PROBLEM TO SOLVE. You are to retype all of the data exactly as it appears.

[Source records]
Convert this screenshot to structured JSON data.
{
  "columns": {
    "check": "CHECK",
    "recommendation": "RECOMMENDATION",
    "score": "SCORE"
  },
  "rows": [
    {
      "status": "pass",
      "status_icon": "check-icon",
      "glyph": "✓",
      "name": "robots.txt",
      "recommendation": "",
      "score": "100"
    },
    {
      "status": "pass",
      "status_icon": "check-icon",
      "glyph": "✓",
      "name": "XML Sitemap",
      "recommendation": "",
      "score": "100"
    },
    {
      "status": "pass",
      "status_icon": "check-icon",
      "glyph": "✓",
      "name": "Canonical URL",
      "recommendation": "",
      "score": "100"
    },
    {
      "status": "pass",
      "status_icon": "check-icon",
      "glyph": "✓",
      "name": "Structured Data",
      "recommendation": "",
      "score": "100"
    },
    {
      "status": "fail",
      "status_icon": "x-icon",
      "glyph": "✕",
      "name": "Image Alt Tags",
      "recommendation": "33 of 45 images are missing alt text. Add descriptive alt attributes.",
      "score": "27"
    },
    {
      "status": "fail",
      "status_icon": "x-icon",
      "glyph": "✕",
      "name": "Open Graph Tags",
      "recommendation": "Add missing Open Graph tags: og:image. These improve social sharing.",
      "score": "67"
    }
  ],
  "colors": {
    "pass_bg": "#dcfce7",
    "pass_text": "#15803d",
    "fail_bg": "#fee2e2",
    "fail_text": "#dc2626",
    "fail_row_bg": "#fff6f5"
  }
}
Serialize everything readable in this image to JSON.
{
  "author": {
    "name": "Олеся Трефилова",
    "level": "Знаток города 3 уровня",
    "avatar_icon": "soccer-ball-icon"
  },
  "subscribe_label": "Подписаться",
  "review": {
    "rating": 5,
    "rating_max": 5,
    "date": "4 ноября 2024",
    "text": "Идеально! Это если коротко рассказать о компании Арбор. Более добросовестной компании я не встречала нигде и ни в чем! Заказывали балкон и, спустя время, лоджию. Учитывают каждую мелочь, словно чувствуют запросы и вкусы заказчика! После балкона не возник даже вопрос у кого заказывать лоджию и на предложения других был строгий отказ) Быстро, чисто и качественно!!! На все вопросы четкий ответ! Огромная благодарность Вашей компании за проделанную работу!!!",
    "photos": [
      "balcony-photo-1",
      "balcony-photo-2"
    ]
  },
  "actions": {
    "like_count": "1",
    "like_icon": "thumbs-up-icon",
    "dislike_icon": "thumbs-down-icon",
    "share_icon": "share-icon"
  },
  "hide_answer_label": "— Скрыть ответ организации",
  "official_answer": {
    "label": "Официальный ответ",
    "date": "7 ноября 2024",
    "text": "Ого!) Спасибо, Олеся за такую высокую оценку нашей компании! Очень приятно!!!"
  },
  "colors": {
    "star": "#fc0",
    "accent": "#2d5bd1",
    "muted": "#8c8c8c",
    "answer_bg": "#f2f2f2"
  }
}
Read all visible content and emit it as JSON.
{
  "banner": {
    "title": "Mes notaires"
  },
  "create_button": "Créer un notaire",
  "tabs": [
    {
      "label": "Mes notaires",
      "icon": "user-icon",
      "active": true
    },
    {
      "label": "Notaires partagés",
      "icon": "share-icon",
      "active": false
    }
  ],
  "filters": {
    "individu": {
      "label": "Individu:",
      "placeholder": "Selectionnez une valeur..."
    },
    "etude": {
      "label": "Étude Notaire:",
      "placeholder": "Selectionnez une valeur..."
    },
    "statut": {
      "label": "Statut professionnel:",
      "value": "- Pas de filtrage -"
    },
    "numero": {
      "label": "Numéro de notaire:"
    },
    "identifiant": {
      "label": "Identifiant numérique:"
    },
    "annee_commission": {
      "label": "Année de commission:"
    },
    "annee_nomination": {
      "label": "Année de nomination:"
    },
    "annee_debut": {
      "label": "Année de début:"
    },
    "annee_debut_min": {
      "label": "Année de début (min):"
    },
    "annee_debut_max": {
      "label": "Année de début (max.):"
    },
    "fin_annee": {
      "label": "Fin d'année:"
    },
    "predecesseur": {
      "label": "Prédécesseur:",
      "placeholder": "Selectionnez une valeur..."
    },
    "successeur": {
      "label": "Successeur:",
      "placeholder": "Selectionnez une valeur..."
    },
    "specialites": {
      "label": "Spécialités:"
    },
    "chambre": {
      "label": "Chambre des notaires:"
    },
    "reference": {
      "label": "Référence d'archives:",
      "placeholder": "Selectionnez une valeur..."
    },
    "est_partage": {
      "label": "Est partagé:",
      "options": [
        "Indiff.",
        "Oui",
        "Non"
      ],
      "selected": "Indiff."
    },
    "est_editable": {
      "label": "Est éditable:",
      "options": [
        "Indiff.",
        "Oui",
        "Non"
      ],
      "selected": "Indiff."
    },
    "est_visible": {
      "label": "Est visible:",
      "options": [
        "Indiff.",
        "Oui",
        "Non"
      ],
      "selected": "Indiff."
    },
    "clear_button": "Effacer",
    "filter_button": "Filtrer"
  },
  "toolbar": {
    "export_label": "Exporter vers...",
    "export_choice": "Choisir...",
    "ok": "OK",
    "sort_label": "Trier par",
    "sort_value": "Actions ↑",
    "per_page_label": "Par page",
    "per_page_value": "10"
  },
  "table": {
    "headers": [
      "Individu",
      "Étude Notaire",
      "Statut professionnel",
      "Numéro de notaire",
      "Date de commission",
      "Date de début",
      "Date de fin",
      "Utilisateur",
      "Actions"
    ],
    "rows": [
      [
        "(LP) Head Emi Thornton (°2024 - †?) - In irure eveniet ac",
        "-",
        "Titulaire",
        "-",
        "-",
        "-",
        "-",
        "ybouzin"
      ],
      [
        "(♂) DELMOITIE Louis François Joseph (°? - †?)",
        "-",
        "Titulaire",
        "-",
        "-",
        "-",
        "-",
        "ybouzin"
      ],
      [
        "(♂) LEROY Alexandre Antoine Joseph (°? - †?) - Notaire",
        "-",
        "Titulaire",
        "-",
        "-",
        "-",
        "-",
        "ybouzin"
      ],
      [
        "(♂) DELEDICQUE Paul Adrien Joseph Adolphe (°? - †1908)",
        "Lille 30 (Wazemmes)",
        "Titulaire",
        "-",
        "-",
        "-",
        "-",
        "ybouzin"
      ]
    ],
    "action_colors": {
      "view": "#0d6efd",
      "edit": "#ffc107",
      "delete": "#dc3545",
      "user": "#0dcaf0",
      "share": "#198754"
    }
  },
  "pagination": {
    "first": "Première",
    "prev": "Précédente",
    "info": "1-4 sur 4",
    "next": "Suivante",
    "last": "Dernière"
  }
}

TASK RESULT.
Convert this screenshot to structured JSON data.
{
  "columns": {
    "check": "CHECK",
    "recommendation": "RECOMMENDATION",
    "score": "SCORE"
  },
  "rows": [
    {
      "status": "pass",
      "status_icon": "check-icon",
      "glyph": "✓",
      "name": "robots.txt",
      "recommendation": "",
      "score": "100"
    },
    {
      "status": "pass",
      "status_icon": "check-icon",
      "glyph": "✓",
      "name": "XML Sitemap",
      "recommendation": "",
      "score": "100"
    },
    {
      "status": "pass",
      "status_icon": "check-icon",
      "glyph": "✓",
      "name": "Canonical URL",
      "recommendation": "",
      "score": "100"
    },
    {
      "status": "pass",
      "status_icon": "check-icon",
      "glyph": "✓",
      "name": "Structured Data",
      "recommendation": "",
      "score": "100"
    },
    {
      "status": "fail",
      "status_icon": "x-icon",
      "glyph": "✕",
      "name": "Image Alt Tags",
      "recommendation": "33 of 45 images are missing alt text. Add descriptive alt attributes.",
      "score": "27"
    },
    {
      "status": "fail",
      "status_icon": "x-icon",
      "glyph": "✕",
      "name": "Open Graph Tags",
      "recommendation": "Add missing Open Graph tags: og:image. These improve social sharing.",
      "score": "67"
    }
  ],
  "colors": {
    "pass_bg": "#dcfce7",
    "pass_text": "#15803d",
    "fail_bg": "#fee2e2",
    "fail_text": "#dc2626",
    "fail_row_bg": "#fff6f5"
  }
}
Serialize everything readable in this image to JSON.
{
  "author": {
    "name": "Олеся Трефилова",
    "level": "Знаток города 3 уровня",
    "avatar_icon": "soccer-ball-icon"
  },
  "subscribe_label": "Подписаться",
  "review": {
    "rating": 5,
    "rating_max": 5,
    "date": "4 ноября 2024",
    "text": "Идеально! Это если коротко рассказать о компании Арбор. Более добросовестной компании я не встречала нигде и ни в чем! Заказывали балкон и, спустя время, лоджию. Учитывают каждую мелочь, словно чувствуют запросы и вкусы заказчика! После балкона не возник даже вопрос у кого заказывать лоджию и на предложения других был строгий отказ) Быстро, чисто и качественно!!! На все вопросы четкий ответ! Огромная благодарность Вашей компании за проделанную работу!!!",
    "photos": [
      "balcony-photo-1",
      "balcony-photo-2"
    ]
  },
  "actions": {
    "like_count": "1",
    "like_icon": "thumbs-up-icon",
    "dislike_icon": "thumbs-down-icon",
    "share_icon": "share-icon"
  },
  "hide_answer_label": "— Скрыть ответ организации",
  "official_answer": {
    "label": "Официальный ответ",
    "date": "7 ноября 2024",
    "text": "Ого!) Спасибо, Олеся за такую высокую оценку нашей компании! Очень приятно!!!"
  },
  "colors": {
    "star": "#fc0",
    "accent": "#2d5bd1",
    "muted": "#8c8c8c",
    "answer_bg": "#f2f2f2"
  }
}
Read all visible content and emit it as JSON.
{
  "banner": {
    "title": "Mes notaires"
  },
  "create_button": "Créer un notaire",
  "tabs": [
    {
      "label": "Mes notaires",
      "icon": "user-icon",
      "active": true
    },
    {
      "label": "Notaires partagés",
      "icon": "share-icon",
      "active": false
    }
  ],
  "filters": {
    "individu": {
      "label": "Individu:",
      "placeholder": "Selectionnez une valeur..."
    },
    "etude": {
      "label": "Étude Notaire:",
      "placeholder": "Selectionnez une valeur..."
    },
    "statut": {
      "label": "Statut professionnel:",
      "value": "- Pas de filtrage -"
    },
    "numero": {
      "label": "Numéro de notaire:"
    },
    "identifiant": {
      "label": "Identifiant numérique:"
    },
    "annee_commission": {
      "label": "Année de commission:"
    },
    "annee_nomination": {
      "label": "Année de nomination:"
    },
    "annee_debut": {
      "label": "Année de début:"
    },
    "annee_debut_min": {
      "label": "Année de début (min):"
    },
    "annee_debut_max": {
      "label": "Année de début (max.):"
    },
    "fin_annee": {
      "label": "Fin d'année:"
    },
    "predecesseur": {
      "label": "Prédécesseur:",
      "placeholder": "Selectionnez une valeur..."
    },
    "successeur": {
      "label": "Successeur:",
      "placeholder": "Selectionnez une valeur..."
    },
    "specialites": {
      "label": "Spécialités:"
    },
    "chambre": {
      "label": "Chambre des notaires:"
    },
    "reference": {
      "label": "Référence d'archives:",
      "placeholder": "Selectionnez une valeur..."
    },
    "est_partage": {
      "label": "Est partagé:",
      "options": [
        "Indiff.",
        "Oui",
        "Non"
      ],
      "selected": "Indiff."
    },
    "est_editable": {
      "label": "Est éditable:",
      "options": [
        "Indiff.",
        "Oui",
        "Non"
      ],
      "selected": "Indiff."
    },
    "est_visible": {
      "label": "Est visible:",
      "options": [
        "Indiff.",
        "Oui",
        "Non"
      ],
      "selected": "Indiff."
    },
    "clear_button": "Effacer",
    "filter_button": "Filtrer"
  },
  "toolbar": {
    "export_label": "Exporter vers...",
    "export_choice": "Choisir...",
    "ok": "OK",
    "sort_label": "Trier par",
    "sort_value": "Actions ↑",
    "per_page_label": "Par page",
    "per_page_value": "10"
  },
  "table": {
    "headers": [
      "Individu",
      "Étude Notaire",
      "Statut professionnel",
      "Numéro de notaire",
      "Date de commission",
      "Date de début",
      "Date de fin",
      "Utilisateur",
      "Actions"
    ],
    "rows": [
      [
        "(LP) Head Emi Thornton (°2024 - †?) - In irure eveniet ac",
        "-",
        "Titulaire",
        "-",
        "-",
        "-",
        "-",
        "ybouzin"
      ],
      [
        "(♂) DELMOITIE Louis François Joseph (°? - †?)",
        "-",
        "Titulaire",
        "-",
        "-",
        "-",
        "-",
        "ybouzin"
      ],
      [
        "(♂) LEROY Alexandre Antoine Joseph (°? - †?) - Notaire",
        "-",
        "Titulaire",
        "-",
        "-",
        "-",
        "-",
        "ybouzin"
      ],
      [
        "(♂) DELEDICQUE Paul Adrien Joseph Adolphe (°? - †1908)",
        "Lille 30 (Wazemmes)",
        "Titulaire",
        "-",
        "-",
        "-",
        "-",
        "ybouzin"
      ]
    ],
    "action_colors": {
      "view": "#0d6efd",
      "edit": "#ffc107",
      "delete": "#dc3545",
      "user": "#0dcaf0",
      "share": "#198754"
    }
  },
  "pagination": {
    "first": "Première",
    "prev": "Précédente",
    "info": "1-4 sur 4",
    "next": "Suivante",
    "last": "Dernière"
  }
}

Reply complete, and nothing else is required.